> The problem
Please print the full listing exactly.
==== Data listing ====
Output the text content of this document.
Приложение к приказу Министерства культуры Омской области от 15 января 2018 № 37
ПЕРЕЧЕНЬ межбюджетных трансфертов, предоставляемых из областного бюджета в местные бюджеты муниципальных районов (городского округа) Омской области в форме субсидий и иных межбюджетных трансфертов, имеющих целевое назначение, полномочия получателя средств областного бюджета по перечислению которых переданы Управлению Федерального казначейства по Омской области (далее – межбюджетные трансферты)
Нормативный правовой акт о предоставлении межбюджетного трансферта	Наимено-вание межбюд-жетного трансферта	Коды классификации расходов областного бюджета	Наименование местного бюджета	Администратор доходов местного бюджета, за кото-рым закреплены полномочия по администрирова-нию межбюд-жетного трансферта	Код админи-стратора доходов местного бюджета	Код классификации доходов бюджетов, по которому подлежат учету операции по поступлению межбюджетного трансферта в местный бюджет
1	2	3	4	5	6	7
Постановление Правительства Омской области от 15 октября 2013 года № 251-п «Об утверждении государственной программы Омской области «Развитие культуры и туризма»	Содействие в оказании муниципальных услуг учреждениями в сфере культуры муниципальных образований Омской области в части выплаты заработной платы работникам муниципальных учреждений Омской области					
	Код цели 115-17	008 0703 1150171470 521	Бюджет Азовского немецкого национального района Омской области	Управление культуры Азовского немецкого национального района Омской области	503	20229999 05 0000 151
====
> Exercise solution
Output the text content of this document.
Приложение к приказу Министерства культуры Омской области от 15 января 2018 № 37
ПЕРЕЧЕНЬ межбюджетных трансфертов, предоставляемых из областного бюджета в местные бюджеты муниципальных районов (городского округа) Омской области в форме субсидий и иных межбюджетных трансфертов, имеющих целевое назначение, полномочия получателя средств областного бюджета по перечислению которых переданы Управлению Федерального казначейства по Омской области (далее – межбюджетные трансферты)
Нормативный правовой акт о предоставлении межбюджетного трансферта	Наимено-вание межбюд-жетного трансферта	Коды классификации расходов областного бюджета	Наименование местного бюджета	Администратор доходов местного бюджета, за кото-рым закреплены полномочия по администрирова-нию межбюд-жетного трансферта	Код админи-стратора доходов местного бюджета	Код классификации доходов бюджетов, по которому подлежат учету операции по поступлению межбюджетного трансферта в местный бюджет
1	2	3	4	5	6	7
Постановление Правительства Омской области от 15 октября 2013 года № 251-п «Об утверждении государственной программы Омской области «Развитие культуры и туризма»	Содействие в оказании муниципальных услуг учреждениями в сфере культуры муниципальных образований Омской области в части выплаты заработной платы работникам муниципальных учреждений Омской области					
	Код цели 115-17	008 0703 1150171470 521	Бюджет Азовского немецкого национального района Омской области	Управление культуры Азовского немецкого национального района Омской области	503	20229999 05 0000 151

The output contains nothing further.